**Problem**
Retype the lines starting with the line that contains "legend-line-marker [464,467,478,481]" and going on through the line that contains "y-left-tick-label: 30 [49,14,67,30]", keeping every character the same.

↓

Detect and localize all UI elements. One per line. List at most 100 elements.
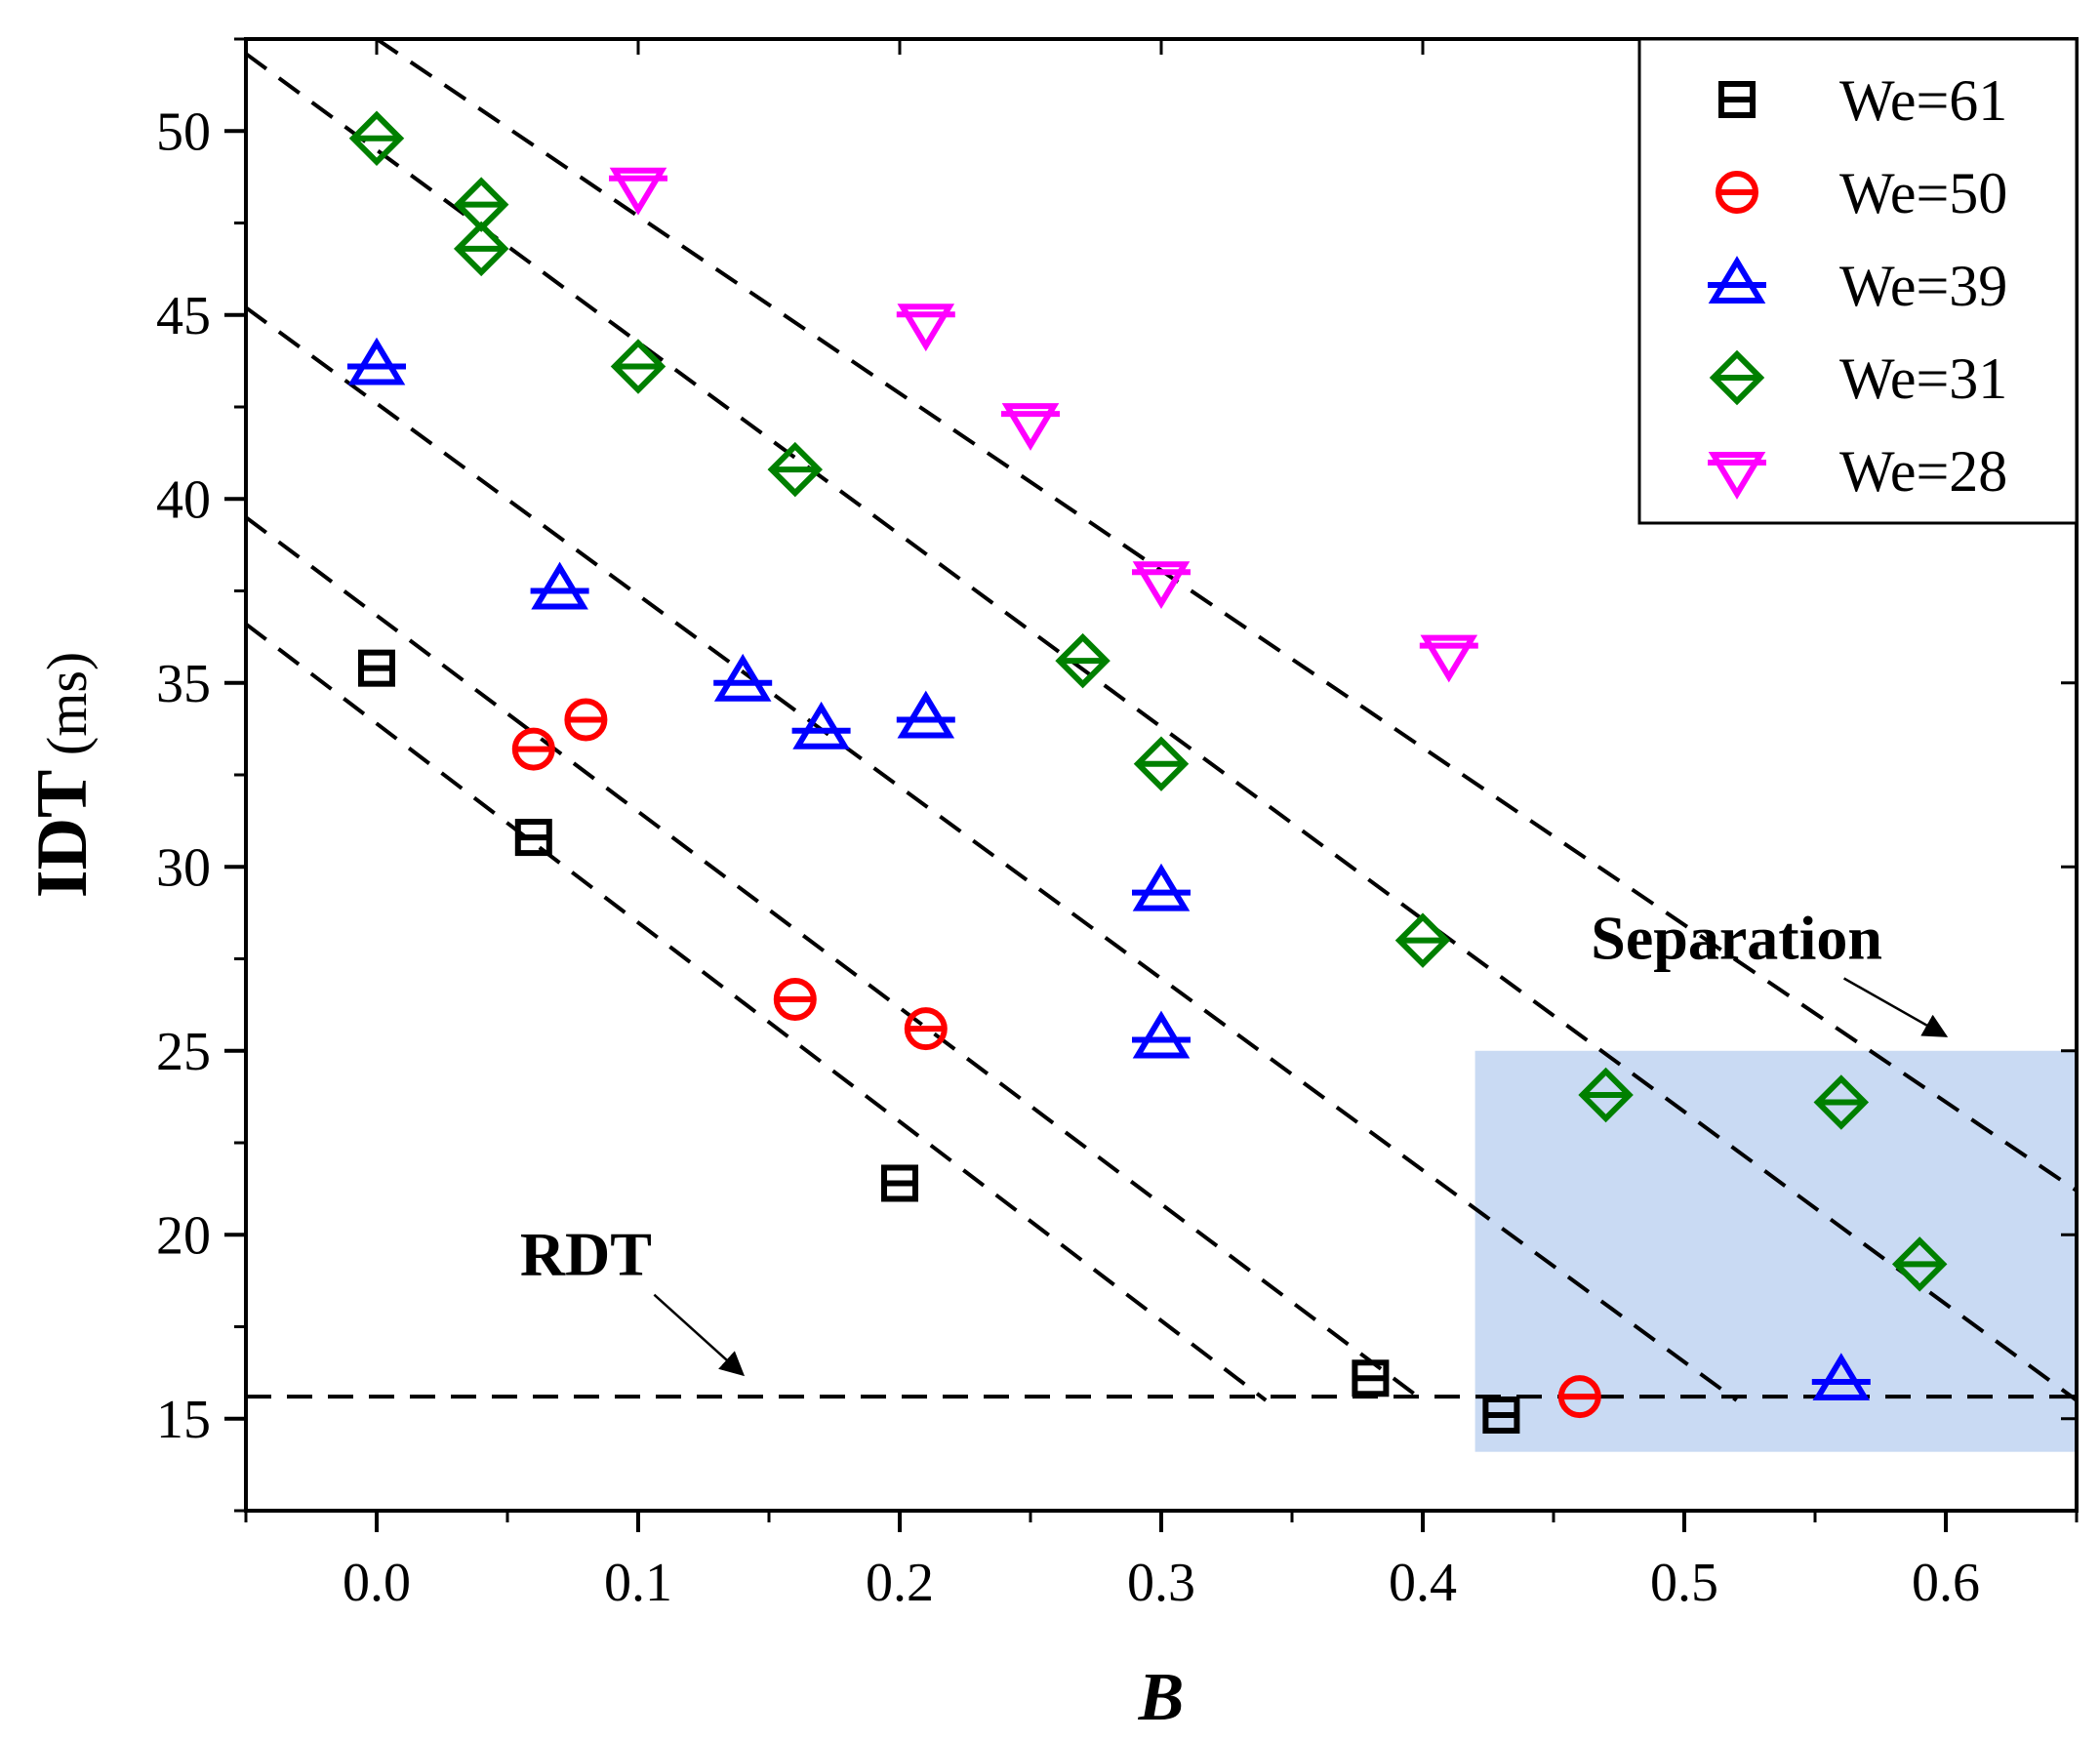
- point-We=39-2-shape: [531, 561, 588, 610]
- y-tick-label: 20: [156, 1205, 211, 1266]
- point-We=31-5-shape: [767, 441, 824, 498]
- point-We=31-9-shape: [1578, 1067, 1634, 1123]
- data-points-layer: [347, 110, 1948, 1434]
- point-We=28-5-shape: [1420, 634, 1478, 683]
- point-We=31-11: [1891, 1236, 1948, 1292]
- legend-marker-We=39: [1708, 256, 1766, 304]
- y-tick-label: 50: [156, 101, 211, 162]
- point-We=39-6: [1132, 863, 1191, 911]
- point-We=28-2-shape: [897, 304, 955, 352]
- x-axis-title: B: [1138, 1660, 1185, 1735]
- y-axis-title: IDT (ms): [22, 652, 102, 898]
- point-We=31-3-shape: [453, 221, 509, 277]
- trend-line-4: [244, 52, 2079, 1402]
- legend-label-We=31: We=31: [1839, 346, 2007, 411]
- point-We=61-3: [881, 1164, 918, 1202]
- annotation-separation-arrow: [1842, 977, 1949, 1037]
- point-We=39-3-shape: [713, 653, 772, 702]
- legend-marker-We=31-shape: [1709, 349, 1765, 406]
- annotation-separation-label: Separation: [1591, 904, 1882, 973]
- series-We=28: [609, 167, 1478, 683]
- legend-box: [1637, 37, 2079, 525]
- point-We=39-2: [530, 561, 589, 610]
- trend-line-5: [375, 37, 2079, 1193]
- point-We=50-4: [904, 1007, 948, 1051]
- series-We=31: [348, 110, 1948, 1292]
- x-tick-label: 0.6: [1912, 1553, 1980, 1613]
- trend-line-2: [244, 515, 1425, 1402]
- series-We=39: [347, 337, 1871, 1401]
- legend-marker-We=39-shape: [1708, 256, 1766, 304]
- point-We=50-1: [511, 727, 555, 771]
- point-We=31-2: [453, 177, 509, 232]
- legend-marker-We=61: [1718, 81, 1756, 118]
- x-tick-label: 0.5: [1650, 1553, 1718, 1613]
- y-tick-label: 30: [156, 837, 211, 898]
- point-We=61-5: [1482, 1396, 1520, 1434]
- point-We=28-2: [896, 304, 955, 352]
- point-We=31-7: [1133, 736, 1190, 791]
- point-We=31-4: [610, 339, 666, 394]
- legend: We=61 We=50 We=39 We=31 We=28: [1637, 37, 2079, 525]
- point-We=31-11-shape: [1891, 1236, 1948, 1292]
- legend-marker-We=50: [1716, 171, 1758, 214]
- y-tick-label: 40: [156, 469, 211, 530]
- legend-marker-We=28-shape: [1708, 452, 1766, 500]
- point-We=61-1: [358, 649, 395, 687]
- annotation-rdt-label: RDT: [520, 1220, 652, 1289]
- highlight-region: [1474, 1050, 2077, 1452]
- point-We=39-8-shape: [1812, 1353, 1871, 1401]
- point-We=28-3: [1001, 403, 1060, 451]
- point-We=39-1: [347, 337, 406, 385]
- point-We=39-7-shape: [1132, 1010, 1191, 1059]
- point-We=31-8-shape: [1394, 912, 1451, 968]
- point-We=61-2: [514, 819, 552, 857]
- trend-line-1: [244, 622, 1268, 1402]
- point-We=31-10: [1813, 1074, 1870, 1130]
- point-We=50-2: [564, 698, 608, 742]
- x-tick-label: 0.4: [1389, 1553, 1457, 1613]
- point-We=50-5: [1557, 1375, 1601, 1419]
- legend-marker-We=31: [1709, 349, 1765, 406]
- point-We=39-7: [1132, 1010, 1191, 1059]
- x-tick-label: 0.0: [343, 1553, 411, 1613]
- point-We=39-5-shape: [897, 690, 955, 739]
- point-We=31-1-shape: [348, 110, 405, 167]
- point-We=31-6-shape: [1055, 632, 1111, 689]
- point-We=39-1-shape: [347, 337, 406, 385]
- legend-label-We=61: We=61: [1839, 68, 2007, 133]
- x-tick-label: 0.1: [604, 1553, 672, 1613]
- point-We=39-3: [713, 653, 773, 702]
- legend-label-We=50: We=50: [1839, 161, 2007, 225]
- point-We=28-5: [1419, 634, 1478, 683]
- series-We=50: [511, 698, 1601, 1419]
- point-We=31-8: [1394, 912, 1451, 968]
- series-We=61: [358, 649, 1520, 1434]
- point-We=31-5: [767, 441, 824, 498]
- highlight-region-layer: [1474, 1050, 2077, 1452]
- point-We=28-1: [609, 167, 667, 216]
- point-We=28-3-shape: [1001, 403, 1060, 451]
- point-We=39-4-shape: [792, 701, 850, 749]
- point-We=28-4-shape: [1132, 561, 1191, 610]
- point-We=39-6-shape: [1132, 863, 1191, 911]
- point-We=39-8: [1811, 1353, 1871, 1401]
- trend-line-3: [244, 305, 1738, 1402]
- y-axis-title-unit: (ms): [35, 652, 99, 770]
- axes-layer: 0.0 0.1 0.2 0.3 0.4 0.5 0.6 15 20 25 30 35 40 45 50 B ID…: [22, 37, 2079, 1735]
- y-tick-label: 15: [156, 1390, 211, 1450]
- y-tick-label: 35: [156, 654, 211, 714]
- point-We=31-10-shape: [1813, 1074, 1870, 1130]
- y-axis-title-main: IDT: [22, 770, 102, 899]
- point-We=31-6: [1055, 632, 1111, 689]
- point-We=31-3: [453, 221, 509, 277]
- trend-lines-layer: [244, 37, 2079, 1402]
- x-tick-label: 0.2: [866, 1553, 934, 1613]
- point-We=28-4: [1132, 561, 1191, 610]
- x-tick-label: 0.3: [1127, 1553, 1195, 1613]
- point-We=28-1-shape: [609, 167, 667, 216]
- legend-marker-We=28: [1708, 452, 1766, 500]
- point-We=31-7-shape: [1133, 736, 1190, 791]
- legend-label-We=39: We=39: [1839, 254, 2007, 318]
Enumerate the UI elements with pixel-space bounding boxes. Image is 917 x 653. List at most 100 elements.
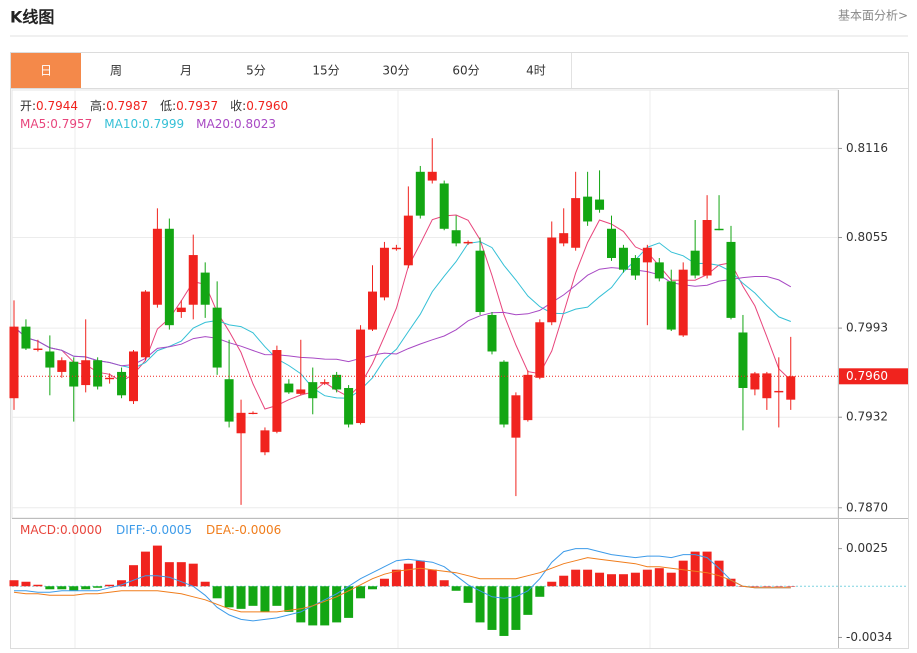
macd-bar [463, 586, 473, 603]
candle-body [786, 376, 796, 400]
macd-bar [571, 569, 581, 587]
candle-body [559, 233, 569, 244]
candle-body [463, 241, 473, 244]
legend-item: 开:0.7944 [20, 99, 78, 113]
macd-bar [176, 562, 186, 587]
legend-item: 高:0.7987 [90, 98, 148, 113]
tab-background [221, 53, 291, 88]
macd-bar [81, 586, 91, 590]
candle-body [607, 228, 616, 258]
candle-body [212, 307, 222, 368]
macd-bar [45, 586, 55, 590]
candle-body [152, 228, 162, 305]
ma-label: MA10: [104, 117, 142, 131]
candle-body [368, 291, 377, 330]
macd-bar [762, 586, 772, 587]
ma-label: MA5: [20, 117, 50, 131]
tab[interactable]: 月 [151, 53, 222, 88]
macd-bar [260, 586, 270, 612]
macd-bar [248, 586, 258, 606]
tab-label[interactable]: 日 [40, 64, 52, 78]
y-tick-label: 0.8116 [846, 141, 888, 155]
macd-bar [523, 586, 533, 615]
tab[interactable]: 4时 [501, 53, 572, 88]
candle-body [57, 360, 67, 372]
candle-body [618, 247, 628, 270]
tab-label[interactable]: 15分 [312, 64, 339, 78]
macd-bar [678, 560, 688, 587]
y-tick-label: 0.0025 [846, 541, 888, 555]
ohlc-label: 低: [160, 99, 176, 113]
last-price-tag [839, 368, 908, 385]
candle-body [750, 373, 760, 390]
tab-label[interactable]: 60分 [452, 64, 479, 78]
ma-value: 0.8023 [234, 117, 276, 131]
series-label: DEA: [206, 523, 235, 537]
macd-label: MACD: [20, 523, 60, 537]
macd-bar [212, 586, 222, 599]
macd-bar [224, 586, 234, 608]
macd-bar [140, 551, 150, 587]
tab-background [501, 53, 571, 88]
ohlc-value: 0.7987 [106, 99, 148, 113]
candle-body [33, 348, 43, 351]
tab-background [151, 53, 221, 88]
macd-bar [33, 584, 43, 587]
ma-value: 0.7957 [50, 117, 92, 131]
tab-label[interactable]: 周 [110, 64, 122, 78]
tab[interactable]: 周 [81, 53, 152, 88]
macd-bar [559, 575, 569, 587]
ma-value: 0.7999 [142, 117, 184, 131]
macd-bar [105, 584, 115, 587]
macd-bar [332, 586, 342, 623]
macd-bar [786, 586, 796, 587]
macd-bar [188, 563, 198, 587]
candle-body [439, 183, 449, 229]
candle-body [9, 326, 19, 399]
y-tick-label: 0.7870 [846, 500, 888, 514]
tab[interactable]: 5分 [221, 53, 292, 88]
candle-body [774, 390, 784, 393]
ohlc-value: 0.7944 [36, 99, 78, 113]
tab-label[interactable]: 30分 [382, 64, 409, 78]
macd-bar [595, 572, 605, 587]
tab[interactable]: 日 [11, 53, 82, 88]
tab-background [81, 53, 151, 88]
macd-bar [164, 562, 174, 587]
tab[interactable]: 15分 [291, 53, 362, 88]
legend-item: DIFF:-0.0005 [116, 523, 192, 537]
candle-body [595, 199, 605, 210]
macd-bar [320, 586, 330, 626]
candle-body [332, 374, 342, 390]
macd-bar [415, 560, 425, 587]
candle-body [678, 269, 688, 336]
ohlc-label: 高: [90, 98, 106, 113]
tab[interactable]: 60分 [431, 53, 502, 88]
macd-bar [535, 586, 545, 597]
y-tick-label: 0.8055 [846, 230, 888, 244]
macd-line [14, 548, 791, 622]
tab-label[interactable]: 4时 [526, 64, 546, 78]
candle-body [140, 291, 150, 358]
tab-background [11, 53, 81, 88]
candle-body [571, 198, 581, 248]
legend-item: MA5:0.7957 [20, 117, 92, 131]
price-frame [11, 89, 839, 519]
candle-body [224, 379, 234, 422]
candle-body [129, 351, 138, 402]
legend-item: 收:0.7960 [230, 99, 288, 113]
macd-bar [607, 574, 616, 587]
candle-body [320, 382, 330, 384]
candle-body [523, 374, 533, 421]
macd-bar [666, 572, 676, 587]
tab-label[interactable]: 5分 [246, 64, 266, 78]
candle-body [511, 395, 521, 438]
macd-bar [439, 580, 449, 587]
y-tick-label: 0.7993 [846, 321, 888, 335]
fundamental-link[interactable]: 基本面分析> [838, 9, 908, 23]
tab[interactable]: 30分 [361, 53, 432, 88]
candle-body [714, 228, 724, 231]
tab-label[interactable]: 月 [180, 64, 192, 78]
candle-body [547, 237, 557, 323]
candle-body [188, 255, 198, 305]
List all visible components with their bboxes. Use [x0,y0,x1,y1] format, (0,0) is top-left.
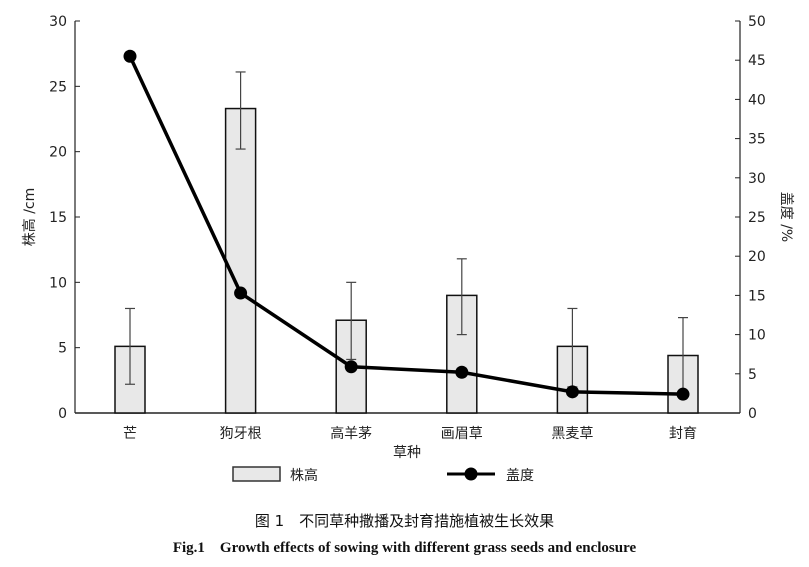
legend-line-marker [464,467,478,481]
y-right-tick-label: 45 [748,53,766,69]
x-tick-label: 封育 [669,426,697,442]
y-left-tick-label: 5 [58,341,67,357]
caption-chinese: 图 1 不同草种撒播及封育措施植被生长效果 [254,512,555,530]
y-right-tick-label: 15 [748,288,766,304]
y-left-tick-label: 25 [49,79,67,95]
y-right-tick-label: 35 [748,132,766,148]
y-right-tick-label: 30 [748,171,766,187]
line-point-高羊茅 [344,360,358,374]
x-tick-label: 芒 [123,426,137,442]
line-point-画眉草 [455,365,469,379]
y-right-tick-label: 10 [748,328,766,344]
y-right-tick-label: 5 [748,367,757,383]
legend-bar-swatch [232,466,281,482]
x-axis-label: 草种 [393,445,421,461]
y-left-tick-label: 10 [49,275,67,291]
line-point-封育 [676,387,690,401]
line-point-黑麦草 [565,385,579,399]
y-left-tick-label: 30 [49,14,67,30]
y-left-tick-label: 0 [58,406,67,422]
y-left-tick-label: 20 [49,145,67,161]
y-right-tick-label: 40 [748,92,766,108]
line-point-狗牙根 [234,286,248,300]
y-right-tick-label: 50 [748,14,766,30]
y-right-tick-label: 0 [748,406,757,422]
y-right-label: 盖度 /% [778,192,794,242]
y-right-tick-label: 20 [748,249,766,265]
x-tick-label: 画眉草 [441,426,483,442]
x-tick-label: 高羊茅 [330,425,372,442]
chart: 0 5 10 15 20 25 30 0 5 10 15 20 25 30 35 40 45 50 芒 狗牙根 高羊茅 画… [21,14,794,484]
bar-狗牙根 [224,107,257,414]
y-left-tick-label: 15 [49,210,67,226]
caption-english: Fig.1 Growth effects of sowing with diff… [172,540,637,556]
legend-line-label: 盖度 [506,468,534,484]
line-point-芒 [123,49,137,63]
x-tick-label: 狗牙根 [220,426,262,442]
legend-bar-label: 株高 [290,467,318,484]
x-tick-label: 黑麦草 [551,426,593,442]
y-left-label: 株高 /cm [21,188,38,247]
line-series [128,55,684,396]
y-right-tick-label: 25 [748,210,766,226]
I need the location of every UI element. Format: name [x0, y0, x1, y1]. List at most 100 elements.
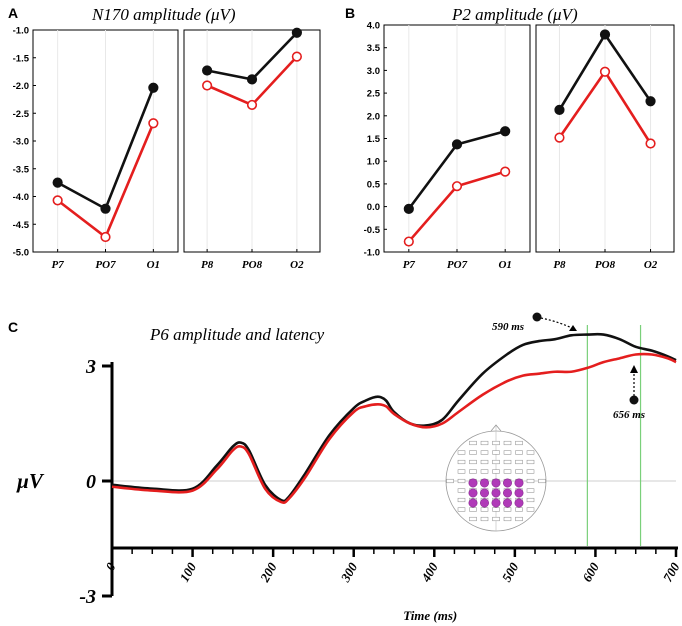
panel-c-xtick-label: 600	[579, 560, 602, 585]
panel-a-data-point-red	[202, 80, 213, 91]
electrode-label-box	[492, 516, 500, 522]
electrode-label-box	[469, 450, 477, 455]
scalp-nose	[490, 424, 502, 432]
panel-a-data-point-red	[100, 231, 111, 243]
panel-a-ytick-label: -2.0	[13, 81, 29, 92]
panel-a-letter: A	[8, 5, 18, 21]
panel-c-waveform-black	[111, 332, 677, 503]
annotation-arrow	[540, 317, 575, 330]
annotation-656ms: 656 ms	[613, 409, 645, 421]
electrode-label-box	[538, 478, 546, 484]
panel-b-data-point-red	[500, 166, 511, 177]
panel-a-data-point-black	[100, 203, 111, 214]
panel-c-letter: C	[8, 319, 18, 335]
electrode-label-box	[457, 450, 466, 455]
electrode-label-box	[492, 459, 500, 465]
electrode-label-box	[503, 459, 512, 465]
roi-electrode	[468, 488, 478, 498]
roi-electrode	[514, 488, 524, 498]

↑

**Correct response**
legend-line-marker [464,467,478,481]
y-right-tick-label: 45 [748,53,766,69]
x-tick-label: 封育 [669,426,697,442]
y-left-tick-label: 5 [58,341,67,357]
caption-chinese: 图 1 不同草种撒播及封育措施植被生长效果 [254,512,555,530]
y-right-tick-label: 15 [748,288,766,304]
y-left-tick-label: 25 [49,79,67,95]
y-right-tick-label: 35 [748,132,766,148]
y-right-tick-label: 30 [748,171,766,187]
line-point-高羊茅 [344,360,358,374]
x-tick-label: 芒 [123,426,137,442]
line-point-画眉草 [455,365,469,379]
y-right-tick-label: 10 [748,328,766,344]
y-right-tick-label: 5 [748,367,757,383]
legend-bar-swatch [232,466,281,482]
x-axis-label: 草种 [393,445,421,461]
y-left-tick-label: 10 [49,275,67,291]
line-point-封育 [676,387,690,401]
line-point-黑麦草 [565,385,579,399]
y-left-tick-label: 30 [49,14,67,30]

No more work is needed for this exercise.